Exercise description =>
Give the material once more, word for word, without any images.

— Start of Records shown —

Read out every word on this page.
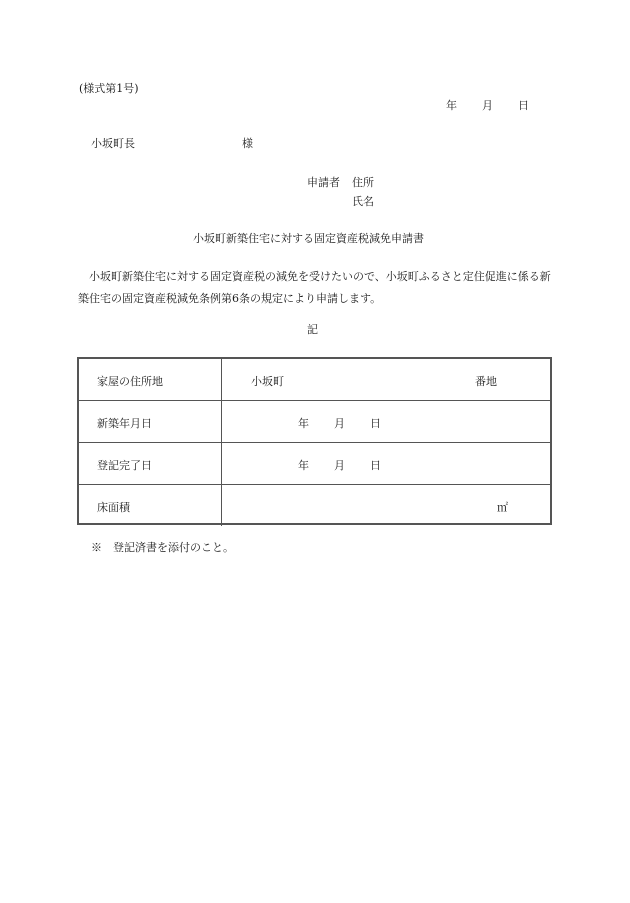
(様式第1号)
年 月 日
小坂町長	様
申請者 住所
氏名
小坂町新築住宅に対する固定資産税減免申請書
小坂町新築住宅に対する固定資産税の減免を受けたいので、小坂町ふるさと定住促進に係る新築住宅の固定資産税減免条例第6条の規定により申請します。
記
家屋の住所地	小坂町	番地
新築年月日	年 月 日
登記完了日	年 月 日
床面積	㎡
※　登記済書を添付のこと。
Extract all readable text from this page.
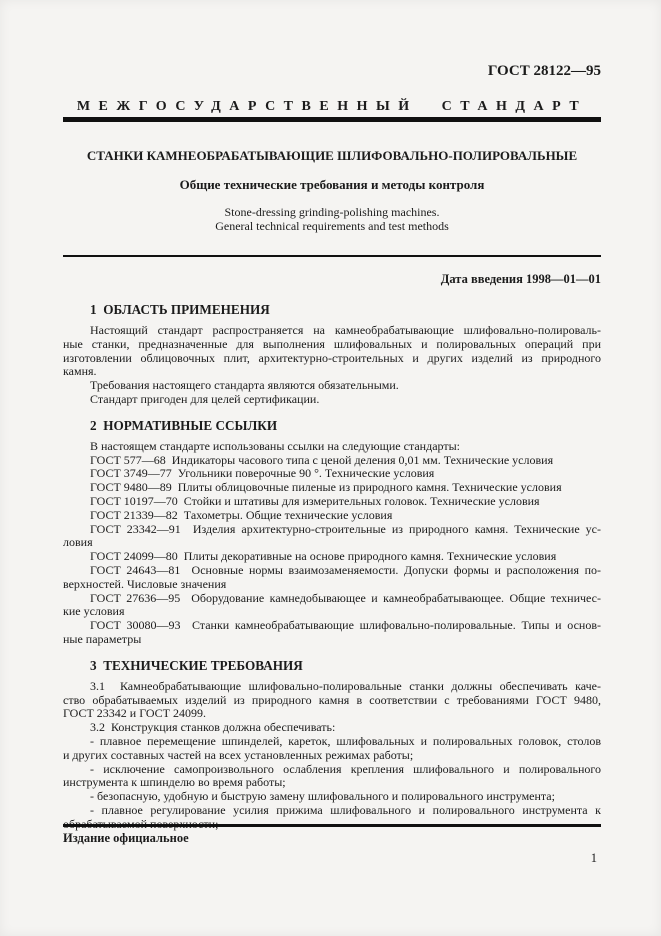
ГОСТ 28122—95
МЕЖГОСУДАРСТВЕННЫЙ СТАНДАРТ
СТАНКИ КАМНЕОБРАБАТЫВАЮЩИЕ ШЛИФОВАЛЬНО-ПОЛИРОВАЛЬНЫЕ
Общие технические требования и методы контроля
Stone-dressing grinding-polishing machines.
General technical requirements and test methods
Дата введения 1998—01—01
1  ОБЛАСТЬ ПРИМЕНЕНИЯ
Настоящий стандарт распространяется на камнеобрабатывающие шлифовально-полироваль-
ные станки, предназначенные для выполнения шлифовальных и полировальных операций при
изготовлении облицовочных плит, архитектурно-строительных и других изделий из природного
камня.
Требования настоящего стандарта являются обязательными.
Стандарт пригоден для целей сертификации.
2  НОРМАТИВНЫЕ ССЫЛКИ
В настоящем стандарте использованы ссылки на следующие стандарты:
ГОСТ 577—68  Индикаторы часового типа с ценой деления 0,01 мм. Технические условия
ГОСТ 3749—77  Угольники поверочные 90 °. Технические условия
ГОСТ 9480—89  Плиты облицовочные пиленые из природного камня. Технические условия
ГОСТ 10197—70  Стойки и штативы для измерительных головок. Технические условия
ГОСТ 21339—82  Тахометры. Общие технические условия
ГОСТ 23342—91  Изделия архитектурно-строительные из природного камня. Технические ус-
ловия
ГОСТ 24099—80  Плиты декоративные на основе природного камня. Технические условия
ГОСТ 24643—81  Основные нормы взаимозаменяемости. Допуски формы и расположения по-
верхностей. Числовые значения
ГОСТ 27636—95  Оборудование камнедобывающее и камнеобрабатывающее. Общие техничес-
кие условия
ГОСТ 30080—93  Станки камнеобрабатывающие шлифовально-полировальные. Типы и основ-
ные параметры
3  ТЕХНИЧЕСКИЕ ТРЕБОВАНИЯ
3.1  Камнеобрабатывающие шлифовально-полировальные станки должны обеспечивать каче-
ство обрабатываемых изделий из природного камня в соответствии с требованиями ГОСТ 9480,
ГОСТ 23342 и ГОСТ 24099.
3.2  Конструкция станков должна обеспечивать:
- плавное перемещение шпинделей, кареток, шлифовальных и полировальных головок, столов
и других составных частей на всех установленных режимах работы;
- исключение самопроизвольного ослабления крепления шлифовального и полировального
инструмента к шпинделю во время работы;
- безопасную, удобную и быструю замену шлифовального и полировального инструмента;
- плавное регулирование усилия прижима шлифовального и полировального инструмента к
Издание официальное
1
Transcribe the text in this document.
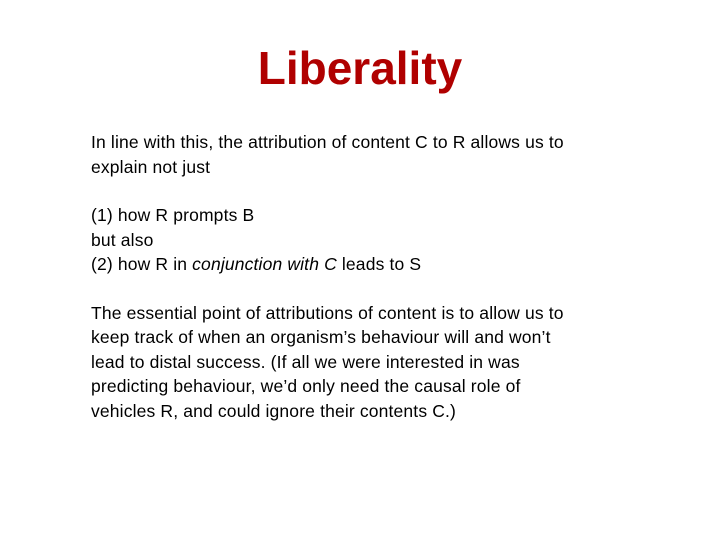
Liberality

In line with this, the attribution of content C to R allows us to
explain not just

(1) how R prompts B
but also
(2) how R in conjunction with C leads to S

The essential point of attributions of content is to allow us to
keep track of when an organism’s behaviour will and won’t
lead to distal success. (If all we were interested in was
predicting behaviour, we’d only need the causal role of
vehicles R, and could ignore their contents C.)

— End of Records shown —

Output of the exercise =>
Read out every word on this page.
(様式第1号)
年 月 日
小坂町長	様
申請者 住所
氏名
小坂町新築住宅に対する固定資産税減免申請書
小坂町新築住宅に対する固定資産税の減免を受けたいので、小坂町ふるさと定住促進に係る新築住宅の固定資産税減免条例第6条の規定により申請します。
記
家屋の住所地	小坂町	番地
新築年月日	年 月 日
登記完了日	年 月 日
床面積	㎡
※　登記済書を添付のこと。
Extract all readable text from this page.
ГОСТ 28122—95
МЕЖГОСУДАРСТВЕННЫЙ СТАНДАРТ
СТАНКИ КАМНЕОБРАБАТЫВАЮЩИЕ ШЛИФОВАЛЬНО-ПОЛИРОВАЛЬНЫЕ
Общие технические требования и методы контроля
Stone-dressing grinding-polishing machines.
General technical requirements and test methods
Дата введения 1998—01—01
1  ОБЛАСТЬ ПРИМЕНЕНИЯ
Настоящий стандарт распространяется на камнеобрабатывающие шлифовально-полироваль-
ные станки, предназначенные для выполнения шлифовальных и полировальных операций при
изготовлении облицовочных плит, архитектурно-строительных и других изделий из природного
камня.
Требования настоящего стандарта являются обязательными.
Стандарт пригоден для целей сертификации.
2  НОРМАТИВНЫЕ ССЫЛКИ
В настоящем стандарте использованы ссылки на следующие стандарты:
ГОСТ 577—68  Индикаторы часового типа с ценой деления 0,01 мм. Технические условия
ГОСТ 3749—77  Угольники поверочные 90 °. Технические условия
ГОСТ 9480—89  Плиты облицовочные пиленые из природного камня. Технические условия
ГОСТ 10197—70  Стойки и штативы для измерительных головок. Технические условия
ГОСТ 21339—82  Тахометры. Общие технические условия
ГОСТ 23342—91  Изделия архитектурно-строительные из природного камня. Технические ус-
ловия
ГОСТ 24099—80  Плиты декоративные на основе природного камня. Технические условия
ГОСТ 24643—81  Основные нормы взаимозаменяемости. Допуски формы и расположения по-
верхностей. Числовые значения
ГОСТ 27636—95  Оборудование камнедобывающее и камнеобрабатывающее. Общие техничес-
кие условия
ГОСТ 30080—93  Станки камнеобрабатывающие шлифовально-полировальные. Типы и основ-
ные параметры
3  ТЕХНИЧЕСКИЕ ТРЕБОВАНИЯ
3.1  Камнеобрабатывающие шлифовально-полировальные станки должны обеспечивать каче-
ство обрабатываемых изделий из природного камня в соответствии с требованиями ГОСТ 9480,
ГОСТ 23342 и ГОСТ 24099.
3.2  Конструкция станков должна обеспечивать:
- плавное перемещение шпинделей, кареток, шлифовальных и полировальных головок, столов
и других составных частей на всех установленных режимах работы;
- исключение самопроизвольного ослабления крепления шлифовального и полировального
инструмента к шпинделю во время работы;
- безопасную, удобную и быструю замену шлифовального и полировального инструмента;
- плавное регулирование усилия прижима шлифовального и полировального инструмента к
Издание официальное
1
Transcribe the text in this document.
Liberality

In line with this, the attribution of content C to R allows us to
explain not just

(1) how R prompts B
but also
(2) how R in conjunction with C leads to S

The essential point of attributions of content is to allow us to
keep track of when an organism’s behaviour will and won’t
lead to distal success. (If all we were interested in was
predicting behaviour, we’d only need the causal role of
vehicles R, and could ignore their contents C.)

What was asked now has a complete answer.